→ **The task**:
Transcribe the lines of the records starting with the one that has "What text is on this page?" in it and ending with the last, and transcribe nothing else.

→ **Rows**:
** START **

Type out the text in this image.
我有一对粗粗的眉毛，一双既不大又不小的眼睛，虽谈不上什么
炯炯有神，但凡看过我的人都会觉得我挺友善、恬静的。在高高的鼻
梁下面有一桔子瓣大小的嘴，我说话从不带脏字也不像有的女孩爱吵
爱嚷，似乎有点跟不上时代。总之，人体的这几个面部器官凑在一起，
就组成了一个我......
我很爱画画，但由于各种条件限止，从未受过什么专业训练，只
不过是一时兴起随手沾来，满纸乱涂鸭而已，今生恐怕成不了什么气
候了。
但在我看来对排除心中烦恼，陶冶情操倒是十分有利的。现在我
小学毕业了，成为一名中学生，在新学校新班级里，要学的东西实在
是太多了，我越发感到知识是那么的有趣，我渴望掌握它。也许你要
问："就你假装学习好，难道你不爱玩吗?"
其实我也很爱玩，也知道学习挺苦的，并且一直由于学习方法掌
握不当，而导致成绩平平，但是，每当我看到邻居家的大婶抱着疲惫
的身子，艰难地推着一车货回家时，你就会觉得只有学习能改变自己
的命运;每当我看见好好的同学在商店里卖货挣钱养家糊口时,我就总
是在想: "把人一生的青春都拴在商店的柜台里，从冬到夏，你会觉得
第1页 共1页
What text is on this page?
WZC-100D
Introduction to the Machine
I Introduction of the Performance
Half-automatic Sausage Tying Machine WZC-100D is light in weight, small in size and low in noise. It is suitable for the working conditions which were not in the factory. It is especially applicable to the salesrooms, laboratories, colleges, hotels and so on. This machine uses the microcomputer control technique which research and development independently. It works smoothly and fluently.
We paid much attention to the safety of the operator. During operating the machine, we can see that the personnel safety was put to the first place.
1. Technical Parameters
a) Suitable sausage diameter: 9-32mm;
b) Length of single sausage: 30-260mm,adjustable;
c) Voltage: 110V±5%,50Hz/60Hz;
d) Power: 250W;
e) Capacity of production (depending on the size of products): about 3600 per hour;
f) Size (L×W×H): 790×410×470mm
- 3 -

** END **

→ **Solution to this task**:
What text is on this page?
WZC-100D
Introduction to the Machine
I Introduction of the Performance
Half-automatic Sausage Tying Machine WZC-100D is light in weight, small in size and low in noise. It is suitable for the working conditions which were not in the factory. It is especially applicable to the salesrooms, laboratories, colleges, hotels and so on. This machine uses the microcomputer control technique which research and development independently. It works smoothly and fluently.
We paid much attention to the safety of the operator. During operating the machine, we can see that the personnel safety was put to the first place.
1. Technical Parameters
a) Suitable sausage diameter: 9-32mm;
b) Length of single sausage: 30-260mm,adjustable;
c) Voltage: 110V±5%,50Hz/60Hz;
d) Power: 250W;
e) Capacity of production (depending on the size of products): about 3600 per hour;
f) Size (L×W×H): 790×410×470mm
- 3 -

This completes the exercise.